§ DATA PROVIDED
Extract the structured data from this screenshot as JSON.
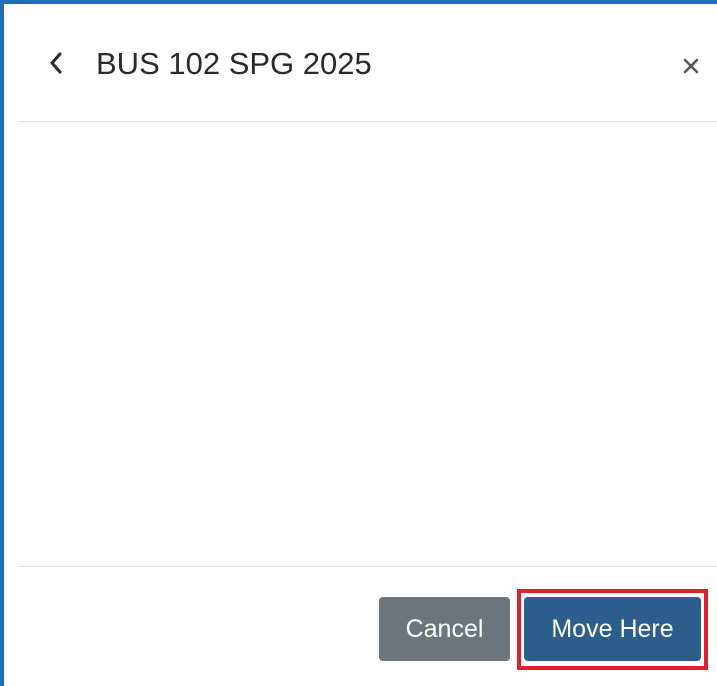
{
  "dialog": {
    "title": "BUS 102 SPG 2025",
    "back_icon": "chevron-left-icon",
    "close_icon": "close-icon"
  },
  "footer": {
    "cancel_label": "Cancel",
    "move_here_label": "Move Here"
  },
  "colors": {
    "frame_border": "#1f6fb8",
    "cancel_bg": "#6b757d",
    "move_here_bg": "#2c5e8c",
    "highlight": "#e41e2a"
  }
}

§ PROMPT
Filter the entries down to the lines with the word "icon" in them.

§ TASK OUTPUT
    "back_icon": "chevron-left-icon",
    "close_icon": "close-icon"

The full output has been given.